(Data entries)
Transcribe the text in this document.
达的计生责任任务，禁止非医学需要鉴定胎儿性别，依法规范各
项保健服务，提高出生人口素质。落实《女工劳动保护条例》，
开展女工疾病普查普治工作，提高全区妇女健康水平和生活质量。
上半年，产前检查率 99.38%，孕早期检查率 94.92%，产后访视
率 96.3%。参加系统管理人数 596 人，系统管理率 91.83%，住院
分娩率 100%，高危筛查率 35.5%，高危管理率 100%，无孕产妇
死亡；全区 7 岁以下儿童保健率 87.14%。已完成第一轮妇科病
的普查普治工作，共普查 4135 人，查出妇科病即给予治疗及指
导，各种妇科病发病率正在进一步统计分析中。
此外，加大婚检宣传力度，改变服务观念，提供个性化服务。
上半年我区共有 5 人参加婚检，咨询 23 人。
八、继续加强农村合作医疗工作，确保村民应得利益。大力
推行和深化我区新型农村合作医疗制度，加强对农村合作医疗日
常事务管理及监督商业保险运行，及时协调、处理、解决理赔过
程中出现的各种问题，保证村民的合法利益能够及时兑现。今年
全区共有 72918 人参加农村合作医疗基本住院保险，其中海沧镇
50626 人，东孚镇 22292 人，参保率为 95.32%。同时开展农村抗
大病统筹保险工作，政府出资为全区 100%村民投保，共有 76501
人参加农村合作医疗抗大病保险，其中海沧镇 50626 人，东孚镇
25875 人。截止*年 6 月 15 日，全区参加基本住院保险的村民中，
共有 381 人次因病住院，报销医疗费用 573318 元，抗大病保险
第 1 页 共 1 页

_INSTRUCTIONS FOR THE TASK_: Reproduce the complete data exactly as presented above.

_SOLUTION BELOW_:
Transcribe the text in this document.
达的计生责任任务，禁止非医学需要鉴定胎儿性别，依法规范各
项保健服务，提高出生人口素质。落实《女工劳动保护条例》，
开展女工疾病普查普治工作，提高全区妇女健康水平和生活质量。
上半年，产前检查率 99.38%，孕早期检查率 94.92%，产后访视
率 96.3%。参加系统管理人数 596 人，系统管理率 91.83%，住院
分娩率 100%，高危筛查率 35.5%，高危管理率 100%，无孕产妇
死亡；全区 7 岁以下儿童保健率 87.14%。已完成第一轮妇科病
的普查普治工作，共普查 4135 人，查出妇科病即给予治疗及指
导，各种妇科病发病率正在进一步统计分析中。
此外，加大婚检宣传力度，改变服务观念，提供个性化服务。
上半年我区共有 5 人参加婚检，咨询 23 人。
八、继续加强农村合作医疗工作，确保村民应得利益。大力
推行和深化我区新型农村合作医疗制度，加强对农村合作医疗日
常事务管理及监督商业保险运行，及时协调、处理、解决理赔过
程中出现的各种问题，保证村民的合法利益能够及时兑现。今年
全区共有 72918 人参加农村合作医疗基本住院保险，其中海沧镇
50626 人，东孚镇 22292 人，参保率为 95.32%。同时开展农村抗
大病统筹保险工作，政府出资为全区 100%村民投保，共有 76501
人参加农村合作医疗抗大病保险，其中海沧镇 50626 人，东孚镇
25875 人。截止*年 6 月 15 日，全区参加基本住院保险的村民中，
共有 381 人次因病住院，报销医疗费用 573318 元，抗大病保险
第 1 页 共 1 页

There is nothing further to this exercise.